INPUT RECORDS:

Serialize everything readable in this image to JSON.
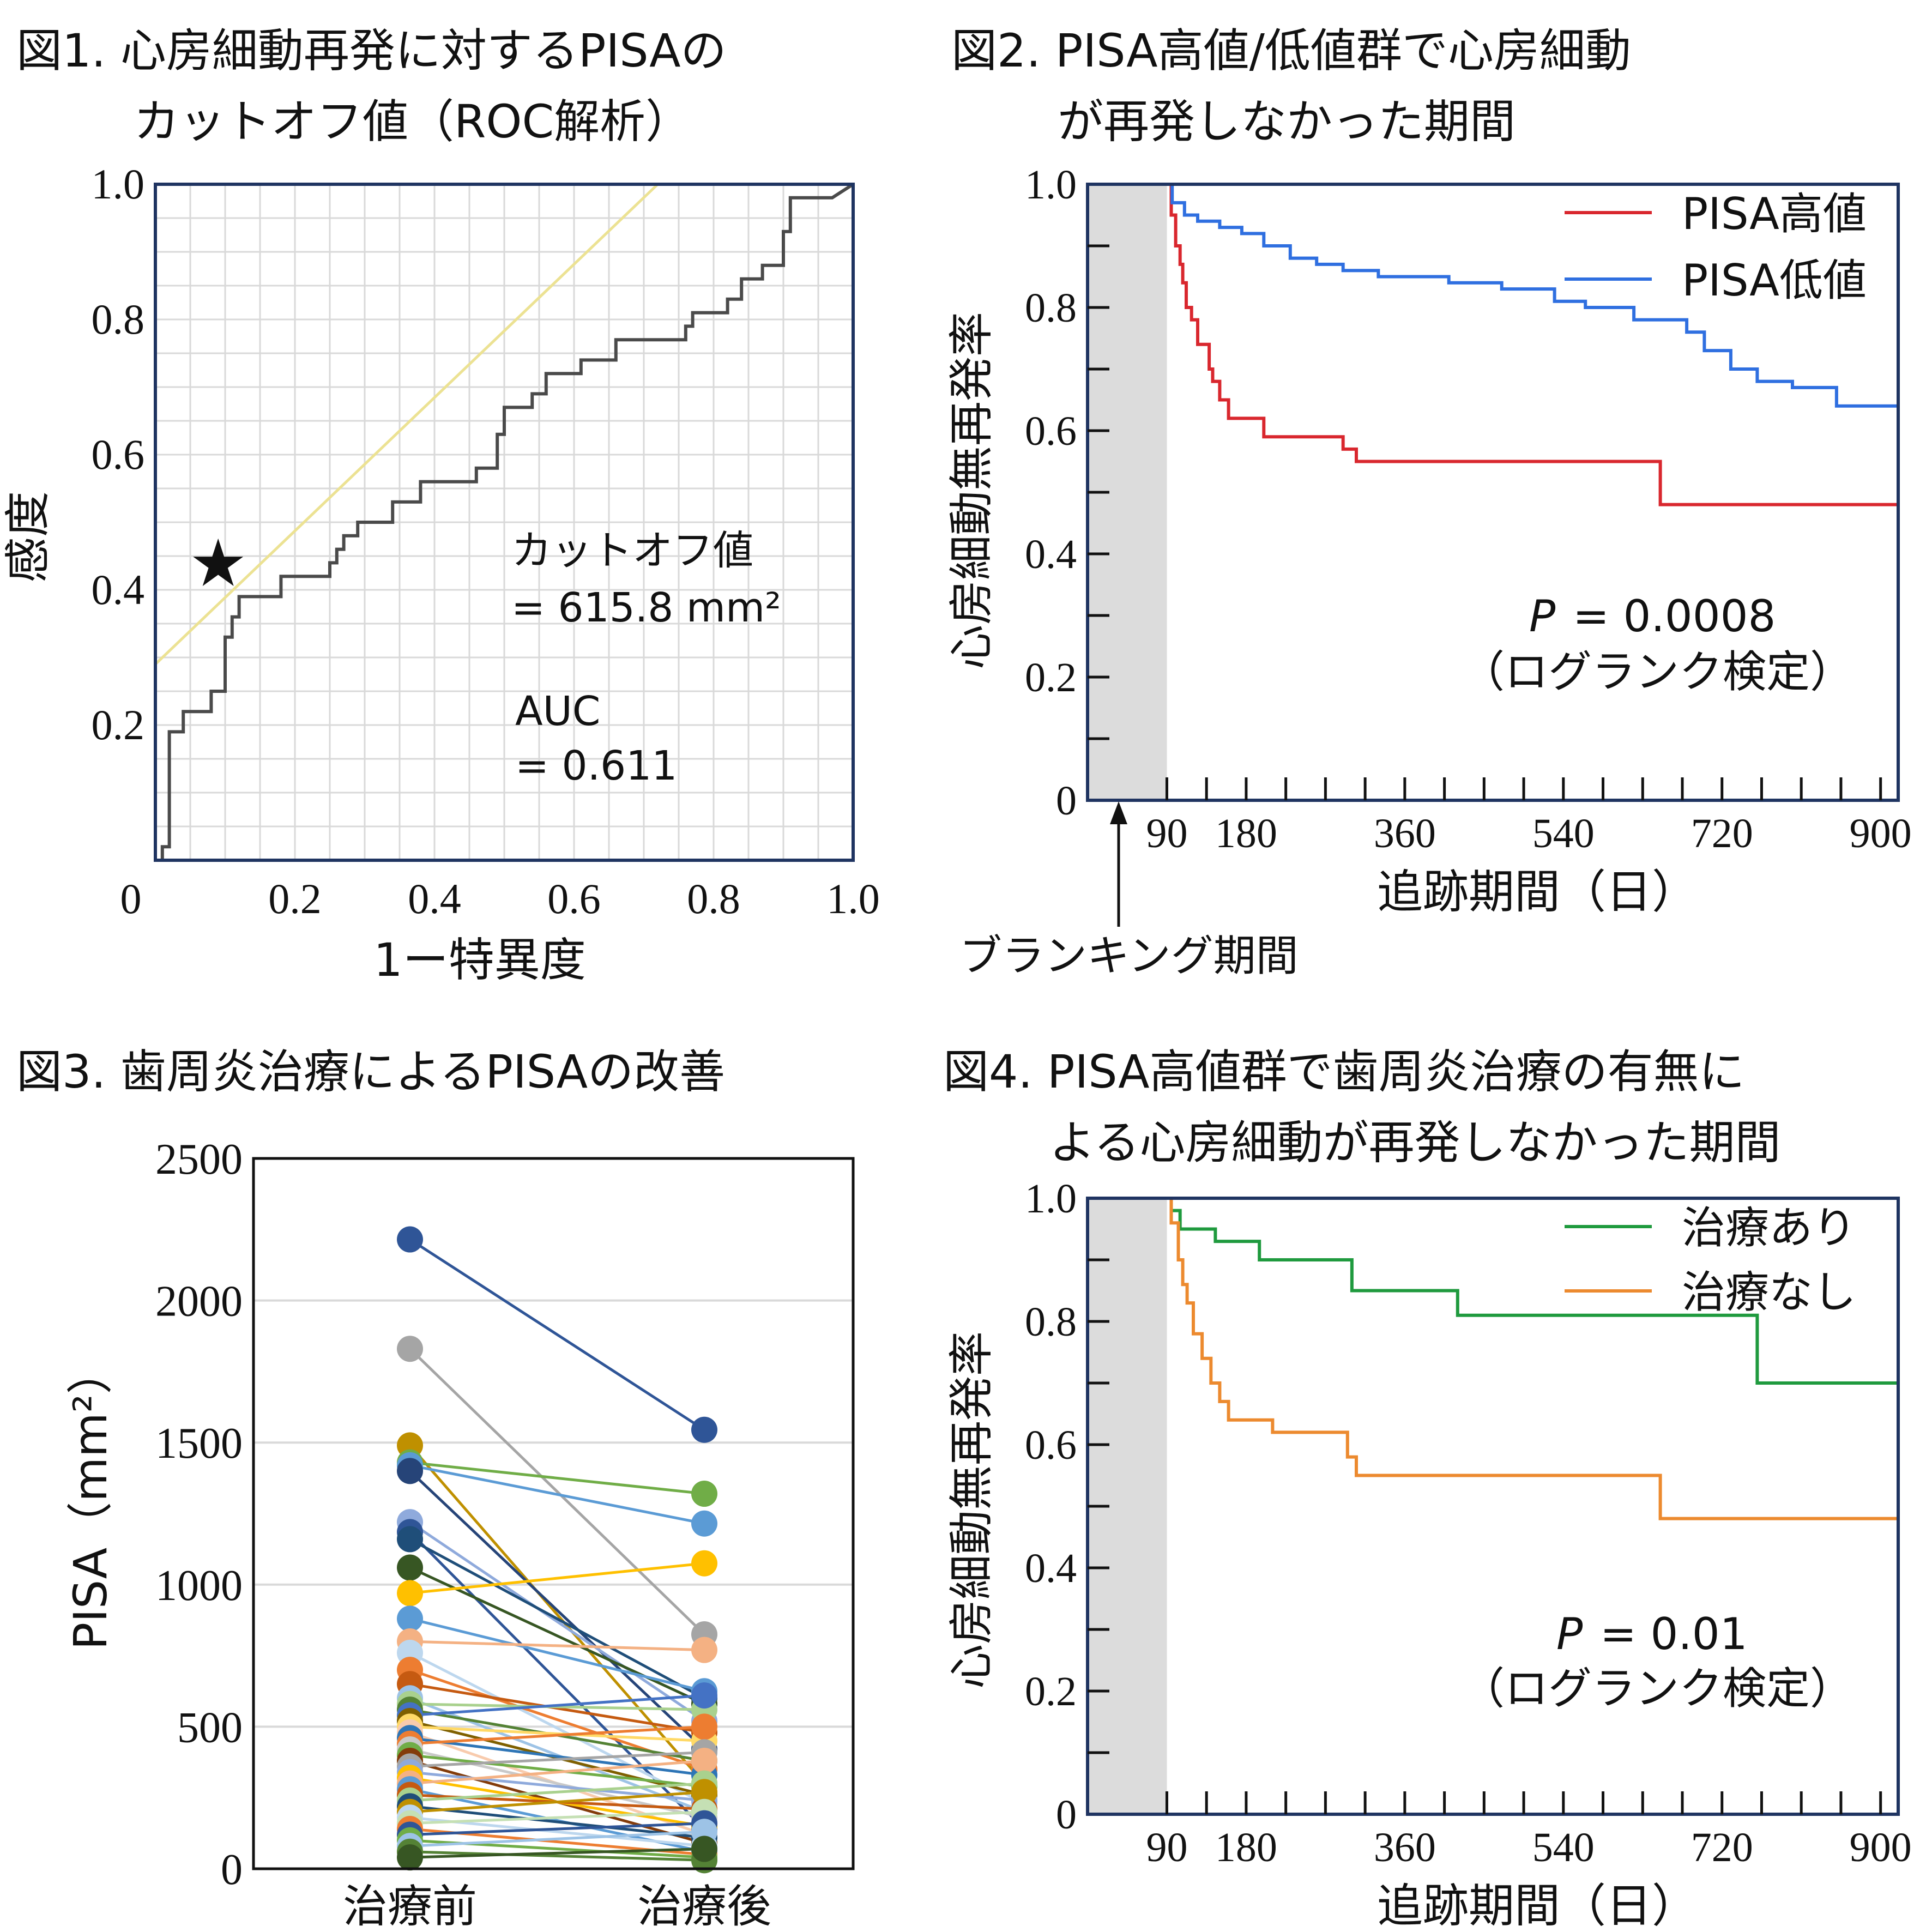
{
  "colors": {
    "roc_line": "#4a4a4a",
    "diagonal": "#ece293",
    "frame": "#1f3461",
    "grid": "#d9d9d9",
    "blanking": "#dcdcdc",
    "pisa_high": "#d9272e",
    "pisa_low": "#2f6fe0",
    "treated": "#1f9a3e",
    "untreated": "#ec8a2f"
  },
  "chart_data": [
    {
      "id": "fig1",
      "type": "line",
      "title": "図1. 心房細動再発に対するPISAの",
      "title_line2": "カットオフ値（ROC解析）",
      "xlabel": "1ー特異度",
      "ylabel": "感度",
      "xlim": [
        0,
        1.0
      ],
      "ylim": [
        0,
        1.0
      ],
      "x_ticks": [
        "0",
        "0.2",
        "0.4",
        "0.6",
        "0.8",
        "1.0"
      ],
      "y_ticks": [
        "0.2",
        "0.4",
        "0.6",
        "0.8",
        "1.0"
      ],
      "grid": true,
      "cutoff_label": "カットオフ値",
      "cutoff_value": "= 615.8 mm²",
      "auc_label": "AUC",
      "auc_value": "= 0.611",
      "marker": "★",
      "cutoff_point": [
        0.09,
        0.44
      ],
      "diagonal": {
        "x": [
          0,
          0.72
        ],
        "y": [
          0.29,
          1.0
        ]
      },
      "roc": {
        "x": [
          0.0,
          0.01,
          0.01,
          0.02,
          0.02,
          0.04,
          0.04,
          0.08,
          0.08,
          0.1,
          0.1,
          0.11,
          0.11,
          0.12,
          0.12,
          0.18,
          0.18,
          0.25,
          0.25,
          0.26,
          0.26,
          0.27,
          0.27,
          0.29,
          0.29,
          0.34,
          0.34,
          0.38,
          0.38,
          0.46,
          0.46,
          0.49,
          0.49,
          0.5,
          0.5,
          0.54,
          0.54,
          0.56,
          0.56,
          0.61,
          0.61,
          0.66,
          0.66,
          0.76,
          0.76,
          0.77,
          0.77,
          0.82,
          0.82,
          0.84,
          0.84,
          0.87,
          0.87,
          0.9,
          0.9,
          0.91,
          0.91,
          0.97,
          1.0
        ],
        "y": [
          0.0,
          0.0,
          0.02,
          0.02,
          0.19,
          0.19,
          0.22,
          0.22,
          0.25,
          0.25,
          0.33,
          0.33,
          0.36,
          0.36,
          0.39,
          0.39,
          0.42,
          0.42,
          0.44,
          0.44,
          0.46,
          0.46,
          0.48,
          0.48,
          0.5,
          0.5,
          0.53,
          0.53,
          0.56,
          0.56,
          0.58,
          0.58,
          0.63,
          0.63,
          0.67,
          0.67,
          0.69,
          0.69,
          0.72,
          0.72,
          0.74,
          0.74,
          0.77,
          0.77,
          0.79,
          0.79,
          0.81,
          0.81,
          0.83,
          0.83,
          0.86,
          0.86,
          0.88,
          0.88,
          0.93,
          0.93,
          0.98,
          0.98,
          1.0
        ]
      }
    },
    {
      "id": "fig2",
      "type": "line",
      "title": "図2. PISA高値/低値群で心房細動",
      "title_line2": "が再発しなかった期間",
      "xlabel": "追跡期間（日）",
      "ylabel": "心房細動無再発率",
      "xlim": [
        0,
        920
      ],
      "ylim": [
        0,
        1.0
      ],
      "x_ticks": [
        "90",
        "180",
        "360",
        "540",
        "720",
        "900"
      ],
      "y_ticks": [
        "0",
        "0.2",
        "0.4",
        "0.6",
        "0.8",
        "1.0"
      ],
      "blanking_label": "ブランキング期間",
      "blanking_days": 90,
      "pvalue_prefix": "P",
      "pvalue": "= 0.0008",
      "test_label": "（ログランク検定）",
      "series": [
        {
          "name": "PISA高値",
          "x": [
            90,
            95,
            95,
            100,
            100,
            105,
            105,
            108,
            108,
            112,
            112,
            118,
            118,
            125,
            125,
            138,
            138,
            142,
            142,
            150,
            150,
            160,
            160,
            200,
            200,
            290,
            290,
            305,
            305,
            650,
            650,
            920
          ],
          "y": [
            1.0,
            1.0,
            0.95,
            0.95,
            0.9,
            0.9,
            0.87,
            0.87,
            0.84,
            0.84,
            0.8,
            0.8,
            0.78,
            0.78,
            0.74,
            0.74,
            0.7,
            0.7,
            0.68,
            0.68,
            0.65,
            0.65,
            0.62,
            0.62,
            0.59,
            0.59,
            0.57,
            0.57,
            0.55,
            0.55,
            0.48,
            0.48
          ]
        },
        {
          "name": "PISA低値",
          "x": [
            90,
            96,
            96,
            110,
            110,
            125,
            125,
            150,
            150,
            175,
            175,
            200,
            200,
            230,
            230,
            260,
            260,
            290,
            290,
            330,
            330,
            410,
            410,
            470,
            470,
            530,
            530,
            565,
            565,
            620,
            620,
            680,
            680,
            700,
            700,
            730,
            730,
            760,
            760,
            800,
            800,
            850,
            850,
            880,
            880,
            920
          ],
          "y": [
            1.0,
            1.0,
            0.97,
            0.97,
            0.95,
            0.95,
            0.94,
            0.94,
            0.93,
            0.93,
            0.92,
            0.92,
            0.9,
            0.9,
            0.88,
            0.88,
            0.87,
            0.87,
            0.86,
            0.86,
            0.85,
            0.85,
            0.84,
            0.84,
            0.83,
            0.83,
            0.81,
            0.81,
            0.8,
            0.8,
            0.78,
            0.78,
            0.76,
            0.76,
            0.73,
            0.73,
            0.7,
            0.7,
            0.68,
            0.68,
            0.67,
            0.67,
            0.64,
            0.64,
            0.64,
            0.64
          ]
        }
      ]
    },
    {
      "id": "fig3",
      "type": "line",
      "title": "図3. 歯周炎治療によるPISAの改善",
      "ylabel": "PISA（mm²）",
      "categories": [
        "治療前",
        "治療後"
      ],
      "ylim": [
        0,
        2500
      ],
      "y_ticks": [
        "0",
        "500",
        "1000",
        "1500",
        "2000",
        "2500"
      ],
      "grid": true,
      "pairs": [
        {
          "before": 2215,
          "after": 1545,
          "color": "#2f5597"
        },
        {
          "before": 1830,
          "after": 825,
          "color": "#a5a5a5"
        },
        {
          "before": 1490,
          "after": 300,
          "color": "#bf9000"
        },
        {
          "before": 1430,
          "after": 1320,
          "color": "#70ad47"
        },
        {
          "before": 1420,
          "after": 1215,
          "color": "#5b9bd5"
        },
        {
          "before": 1400,
          "after": 420,
          "color": "#264478"
        },
        {
          "before": 1220,
          "after": 520,
          "color": "#8faadc"
        },
        {
          "before": 1185,
          "after": 140,
          "color": "#2f5597"
        },
        {
          "before": 1160,
          "after": 600,
          "color": "#1f4e79"
        },
        {
          "before": 1060,
          "after": 580,
          "color": "#375623"
        },
        {
          "before": 970,
          "after": 1075,
          "color": "#ffc000"
        },
        {
          "before": 880,
          "after": 625,
          "color": "#5b9bd5"
        },
        {
          "before": 800,
          "after": 770,
          "color": "#f4b183"
        },
        {
          "before": 760,
          "after": 230,
          "color": "#bdd7ee"
        },
        {
          "before": 700,
          "after": 350,
          "color": "#ed7d31"
        },
        {
          "before": 650,
          "after": 480,
          "color": "#c55a11"
        },
        {
          "before": 600,
          "after": 200,
          "color": "#9dc3e6"
        },
        {
          "before": 580,
          "after": 560,
          "color": "#a9d18e"
        },
        {
          "before": 560,
          "after": 380,
          "color": "#548235"
        },
        {
          "before": 540,
          "after": 610,
          "color": "#4472c4"
        },
        {
          "before": 520,
          "after": 260,
          "color": "#7f6000"
        },
        {
          "before": 500,
          "after": 450,
          "color": "#ffd966"
        },
        {
          "before": 480,
          "after": 120,
          "color": "#f8cbad"
        },
        {
          "before": 460,
          "after": 330,
          "color": "#2e75b6"
        },
        {
          "before": 440,
          "after": 500,
          "color": "#ed7d31"
        },
        {
          "before": 420,
          "after": 180,
          "color": "#c9c9c9"
        },
        {
          "before": 400,
          "after": 290,
          "color": "#70ad47"
        },
        {
          "before": 380,
          "after": 90,
          "color": "#833c0b"
        },
        {
          "before": 360,
          "after": 410,
          "color": "#a5a5a5"
        },
        {
          "before": 340,
          "after": 240,
          "color": "#8faadc"
        },
        {
          "before": 320,
          "after": 150,
          "color": "#ffc000"
        },
        {
          "before": 300,
          "after": 380,
          "color": "#f4b183"
        },
        {
          "before": 280,
          "after": 60,
          "color": "#5b9bd5"
        },
        {
          "before": 260,
          "after": 210,
          "color": "#c55a11"
        },
        {
          "before": 240,
          "after": 300,
          "color": "#a9d18e"
        },
        {
          "before": 220,
          "after": 110,
          "color": "#1f4e79"
        },
        {
          "before": 200,
          "after": 270,
          "color": "#bf9000"
        },
        {
          "before": 180,
          "after": 80,
          "color": "#bdd7ee"
        },
        {
          "before": 160,
          "after": 200,
          "color": "#c5e0b4"
        },
        {
          "before": 140,
          "after": 50,
          "color": "#ed7d31"
        },
        {
          "before": 120,
          "after": 160,
          "color": "#2f5597"
        },
        {
          "before": 100,
          "after": 40,
          "color": "#70ad47"
        },
        {
          "before": 80,
          "after": 130,
          "color": "#9dc3e6"
        },
        {
          "before": 60,
          "after": 30,
          "color": "#548235"
        },
        {
          "before": 40,
          "after": 70,
          "color": "#375623"
        }
      ]
    },
    {
      "id": "fig4",
      "type": "line",
      "title": "図4. PISA高値群で歯周炎治療の有無に",
      "title_line2": "よる心房細動が再発しなかった期間",
      "xlabel": "追跡期間（日）",
      "ylabel": "心房細動無再発率",
      "xlim": [
        0,
        920
      ],
      "ylim": [
        0,
        1.0
      ],
      "x_ticks": [
        "90",
        "180",
        "360",
        "540",
        "720",
        "900"
      ],
      "y_ticks": [
        "0",
        "0.2",
        "0.4",
        "0.6",
        "0.8",
        "1.0"
      ],
      "blanking_days": 90,
      "pvalue_prefix": "P",
      "pvalue": "= 0.01",
      "test_label": "（ログランク検定）",
      "series": [
        {
          "name": "治療あり",
          "x": [
            90,
            95,
            95,
            105,
            105,
            145,
            145,
            195,
            195,
            300,
            300,
            310,
            310,
            420,
            420,
            760,
            760,
            920
          ],
          "y": [
            1.0,
            1.0,
            0.98,
            0.98,
            0.95,
            0.95,
            0.93,
            0.93,
            0.9,
            0.9,
            0.85,
            0.85,
            0.85,
            0.85,
            0.81,
            0.81,
            0.7,
            0.7
          ]
        },
        {
          "name": "治療なし",
          "x": [
            90,
            95,
            95,
            103,
            103,
            108,
            108,
            113,
            113,
            120,
            120,
            130,
            130,
            140,
            140,
            150,
            150,
            160,
            160,
            210,
            210,
            295,
            295,
            305,
            305,
            650,
            650,
            920
          ],
          "y": [
            1.0,
            1.0,
            0.96,
            0.96,
            0.9,
            0.9,
            0.86,
            0.86,
            0.83,
            0.83,
            0.78,
            0.78,
            0.74,
            0.74,
            0.7,
            0.7,
            0.67,
            0.67,
            0.64,
            0.64,
            0.62,
            0.62,
            0.58,
            0.58,
            0.55,
            0.55,
            0.48,
            0.48
          ]
        }
      ]
    }
  ]
}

GOAL: Of all the lines in the listing above, how many contain the word "カットオフ値"? Answer with the number alone.

TASK RESPONSE: 2